PROBLEM =
Every entry must be echoed exactly.

INPUT DATA =

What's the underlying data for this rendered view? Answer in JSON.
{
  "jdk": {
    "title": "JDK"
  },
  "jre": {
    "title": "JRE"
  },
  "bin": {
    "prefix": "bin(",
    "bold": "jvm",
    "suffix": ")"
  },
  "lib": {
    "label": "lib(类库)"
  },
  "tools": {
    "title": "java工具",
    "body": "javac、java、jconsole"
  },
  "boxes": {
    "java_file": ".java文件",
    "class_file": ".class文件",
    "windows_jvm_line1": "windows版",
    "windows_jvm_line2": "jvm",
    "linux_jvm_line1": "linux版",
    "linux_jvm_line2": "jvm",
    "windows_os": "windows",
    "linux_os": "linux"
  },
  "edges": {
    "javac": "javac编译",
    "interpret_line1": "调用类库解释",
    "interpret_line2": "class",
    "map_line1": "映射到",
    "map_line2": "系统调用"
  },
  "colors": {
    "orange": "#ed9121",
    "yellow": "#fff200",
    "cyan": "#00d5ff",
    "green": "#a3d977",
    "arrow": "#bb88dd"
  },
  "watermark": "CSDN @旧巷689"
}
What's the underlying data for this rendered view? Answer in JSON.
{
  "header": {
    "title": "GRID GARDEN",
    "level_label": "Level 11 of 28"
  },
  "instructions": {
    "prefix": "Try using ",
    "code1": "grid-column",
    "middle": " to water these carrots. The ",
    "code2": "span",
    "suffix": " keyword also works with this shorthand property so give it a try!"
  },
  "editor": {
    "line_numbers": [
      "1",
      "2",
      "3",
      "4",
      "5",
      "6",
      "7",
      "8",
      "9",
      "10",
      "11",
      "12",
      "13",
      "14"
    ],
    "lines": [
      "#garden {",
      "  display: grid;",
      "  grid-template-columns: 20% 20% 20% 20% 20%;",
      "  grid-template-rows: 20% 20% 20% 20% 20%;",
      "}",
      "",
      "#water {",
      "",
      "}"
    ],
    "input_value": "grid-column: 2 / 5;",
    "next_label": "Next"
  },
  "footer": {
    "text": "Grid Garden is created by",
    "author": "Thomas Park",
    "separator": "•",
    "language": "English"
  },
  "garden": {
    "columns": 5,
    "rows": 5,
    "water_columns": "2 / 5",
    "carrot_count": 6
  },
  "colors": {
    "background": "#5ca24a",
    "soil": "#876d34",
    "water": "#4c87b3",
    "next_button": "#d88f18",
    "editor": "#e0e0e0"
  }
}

ANSWER TO THE TASK =
What's the underlying data for this rendered view? Answer in JSON.
{
  "jdk": {
    "title": "JDK"
  },
  "jre": {
    "title": "JRE"
  },
  "bin": {
    "prefix": "bin(",
    "bold": "jvm",
    "suffix": ")"
  },
  "lib": {
    "label": "lib(类库)"
  },
  "tools": {
    "title": "java工具",
    "body": "javac、java、jconsole"
  },
  "boxes": {
    "java_file": ".java文件",
    "class_file": ".class文件",
    "windows_jvm_line1": "windows版",
    "windows_jvm_line2": "jvm",
    "linux_jvm_line1": "linux版",
    "linux_jvm_line2": "jvm",
    "windows_os": "windows",
    "linux_os": "linux"
  },
  "edges": {
    "javac": "javac编译",
    "interpret_line1": "调用类库解释",
    "interpret_line2": "class",
    "map_line1": "映射到",
    "map_line2": "系统调用"
  },
  "colors": {
    "orange": "#ed9121",
    "yellow": "#fff200",
    "cyan": "#00d5ff",
    "green": "#a3d977",
    "arrow": "#bb88dd"
  },
  "watermark": "CSDN @旧巷689"
}
What's the underlying data for this rendered view? Answer in JSON.
{
  "header": {
    "title": "GRID GARDEN",
    "level_label": "Level 11 of 28"
  },
  "instructions": {
    "prefix": "Try using ",
    "code1": "grid-column",
    "middle": " to water these carrots. The ",
    "code2": "span",
    "suffix": " keyword also works with this shorthand property so give it a try!"
  },
  "editor": {
    "line_numbers": [
      "1",
      "2",
      "3",
      "4",
      "5",
      "6",
      "7",
      "8",
      "9",
      "10",
      "11",
      "12",
      "13",
      "14"
    ],
    "lines": [
      "#garden {",
      "  display: grid;",
      "  grid-template-columns: 20% 20% 20% 20% 20%;",
      "  grid-template-rows: 20% 20% 20% 20% 20%;",
      "}",
      "",
      "#water {",
      "",
      "}"
    ],
    "input_value": "grid-column: 2 / 5;",
    "next_label": "Next"
  },
  "footer": {
    "text": "Grid Garden is created by",
    "author": "Thomas Park",
    "separator": "•",
    "language": "English"
  },
  "garden": {
    "columns": 5,
    "rows": 5,
    "water_columns": "2 / 5",
    "carrot_count": 6
  },
  "colors": {
    "background": "#5ca24a",
    "soil": "#876d34",
    "water": "#4c87b3",
    "next_button": "#d88f18",
    "editor": "#e0e0e0"
  }
}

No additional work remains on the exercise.